Collected data:
┌──
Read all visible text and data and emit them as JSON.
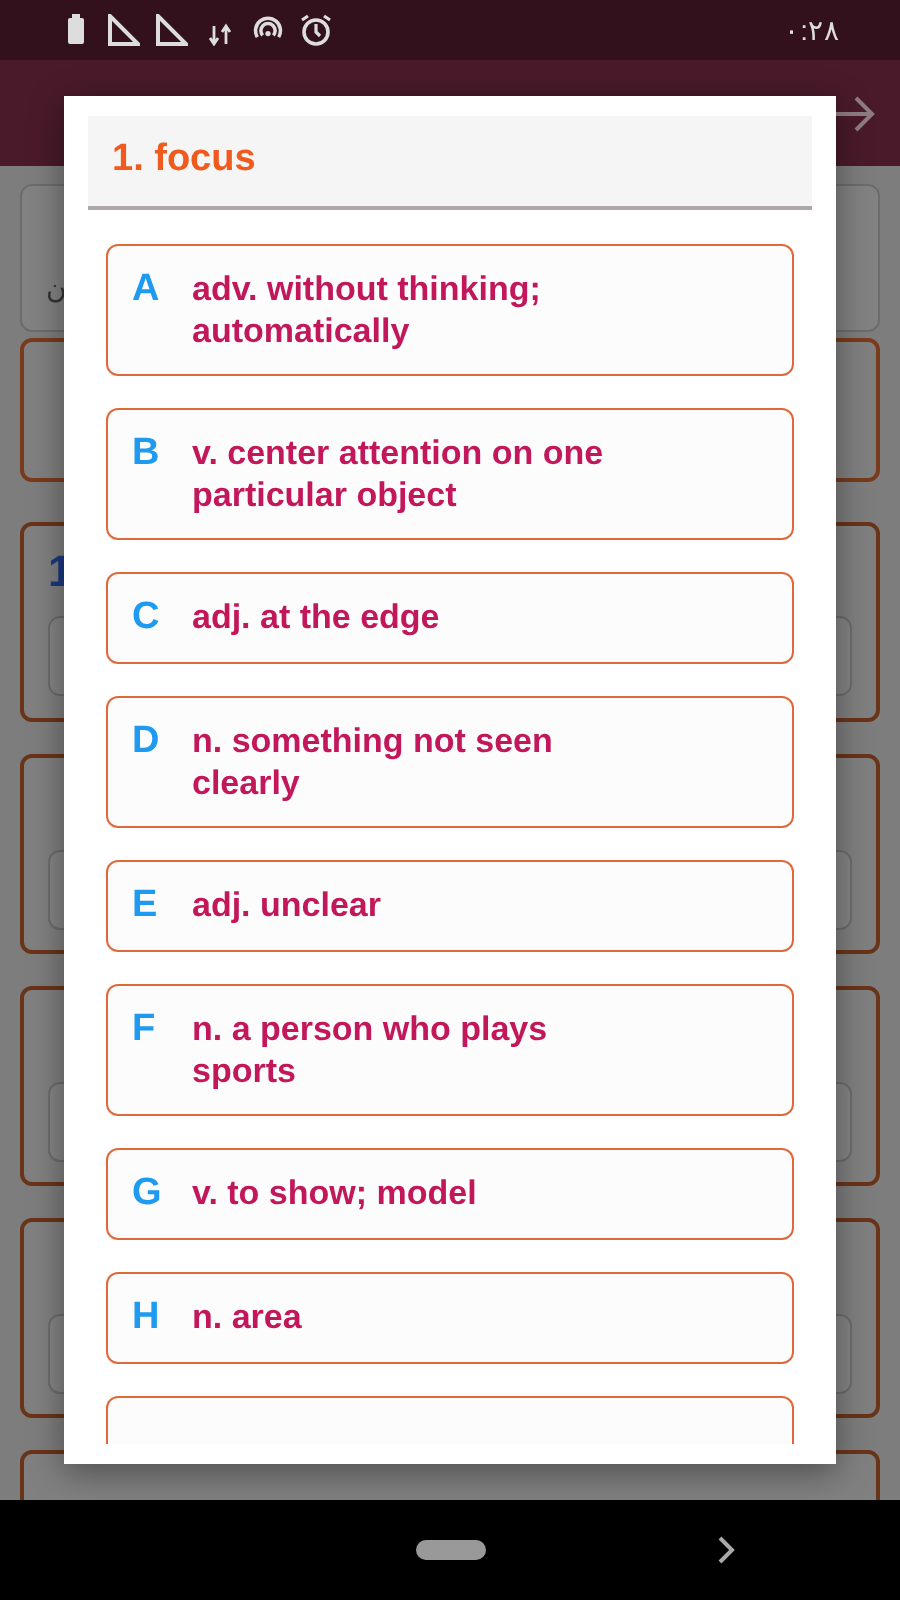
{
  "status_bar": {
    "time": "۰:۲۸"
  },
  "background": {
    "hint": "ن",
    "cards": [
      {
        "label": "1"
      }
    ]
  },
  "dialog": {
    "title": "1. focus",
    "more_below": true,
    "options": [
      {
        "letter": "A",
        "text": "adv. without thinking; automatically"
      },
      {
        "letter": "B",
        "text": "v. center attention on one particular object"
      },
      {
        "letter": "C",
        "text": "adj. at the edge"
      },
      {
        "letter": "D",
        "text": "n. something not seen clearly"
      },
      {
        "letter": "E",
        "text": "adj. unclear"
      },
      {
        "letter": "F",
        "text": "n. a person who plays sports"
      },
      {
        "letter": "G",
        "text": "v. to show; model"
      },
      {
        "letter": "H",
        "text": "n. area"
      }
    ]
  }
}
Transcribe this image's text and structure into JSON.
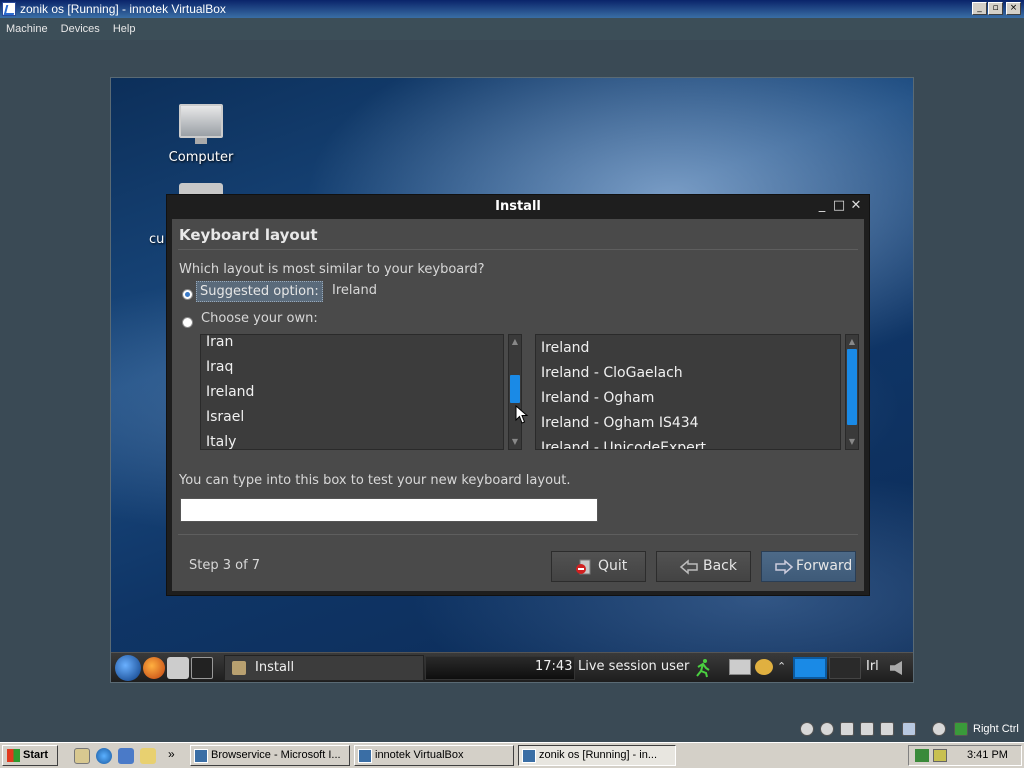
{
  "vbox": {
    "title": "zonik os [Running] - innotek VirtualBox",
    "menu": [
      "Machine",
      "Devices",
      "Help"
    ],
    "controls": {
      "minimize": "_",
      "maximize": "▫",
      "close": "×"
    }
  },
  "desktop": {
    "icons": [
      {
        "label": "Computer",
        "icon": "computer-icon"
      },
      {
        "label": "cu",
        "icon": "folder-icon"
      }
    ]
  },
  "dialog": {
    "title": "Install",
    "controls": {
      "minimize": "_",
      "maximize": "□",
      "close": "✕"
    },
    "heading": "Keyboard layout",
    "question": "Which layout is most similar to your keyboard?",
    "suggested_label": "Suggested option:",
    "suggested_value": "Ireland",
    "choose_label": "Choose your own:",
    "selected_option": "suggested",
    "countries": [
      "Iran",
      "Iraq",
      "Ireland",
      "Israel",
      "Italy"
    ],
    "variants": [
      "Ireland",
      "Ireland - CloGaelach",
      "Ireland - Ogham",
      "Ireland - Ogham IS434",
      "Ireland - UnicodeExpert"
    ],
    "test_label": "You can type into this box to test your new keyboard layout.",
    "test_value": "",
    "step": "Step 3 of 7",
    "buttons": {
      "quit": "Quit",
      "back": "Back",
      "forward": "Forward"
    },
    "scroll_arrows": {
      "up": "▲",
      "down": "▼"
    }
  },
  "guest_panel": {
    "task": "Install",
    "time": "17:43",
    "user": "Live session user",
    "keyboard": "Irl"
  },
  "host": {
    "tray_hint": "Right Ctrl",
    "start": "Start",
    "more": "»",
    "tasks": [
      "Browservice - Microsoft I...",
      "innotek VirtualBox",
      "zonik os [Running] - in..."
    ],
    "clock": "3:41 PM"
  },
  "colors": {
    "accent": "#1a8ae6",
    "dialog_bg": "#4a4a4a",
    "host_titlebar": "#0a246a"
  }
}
└──
┌──
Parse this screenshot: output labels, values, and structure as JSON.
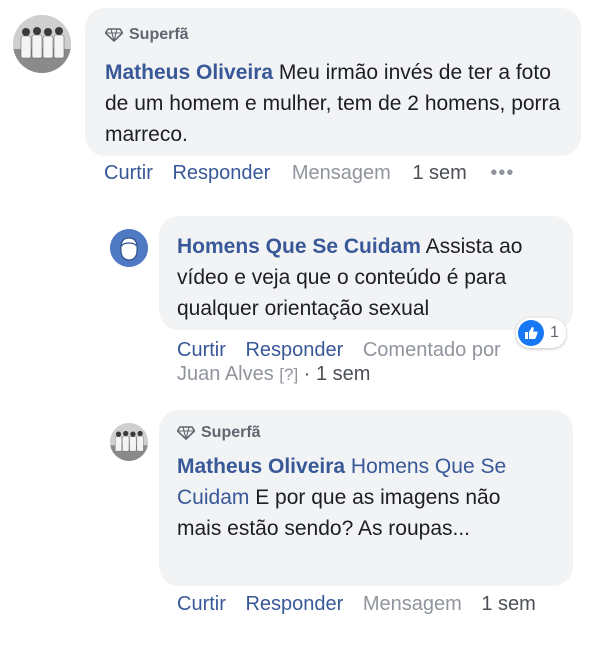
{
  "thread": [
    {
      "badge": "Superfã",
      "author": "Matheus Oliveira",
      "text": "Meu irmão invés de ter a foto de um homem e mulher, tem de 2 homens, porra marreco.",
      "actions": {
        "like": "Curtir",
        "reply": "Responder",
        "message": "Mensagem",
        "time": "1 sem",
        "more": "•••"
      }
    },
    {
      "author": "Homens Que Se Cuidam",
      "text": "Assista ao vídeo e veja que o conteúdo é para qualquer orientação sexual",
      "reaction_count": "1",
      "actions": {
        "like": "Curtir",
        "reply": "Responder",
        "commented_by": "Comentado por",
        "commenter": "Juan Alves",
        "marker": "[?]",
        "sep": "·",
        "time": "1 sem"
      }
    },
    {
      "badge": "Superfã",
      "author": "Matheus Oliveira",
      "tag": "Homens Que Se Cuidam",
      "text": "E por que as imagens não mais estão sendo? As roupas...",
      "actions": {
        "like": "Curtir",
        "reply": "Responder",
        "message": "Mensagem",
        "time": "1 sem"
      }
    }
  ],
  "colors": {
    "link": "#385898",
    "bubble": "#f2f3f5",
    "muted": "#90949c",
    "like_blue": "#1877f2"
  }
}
└──
## Instruction
Which lines in the data above contain "into"? Show each one.

## Worked answer
Transcribe this image's text and structure into JSON.
    "test_label": "You can type into this box to test your new keyboard layout.",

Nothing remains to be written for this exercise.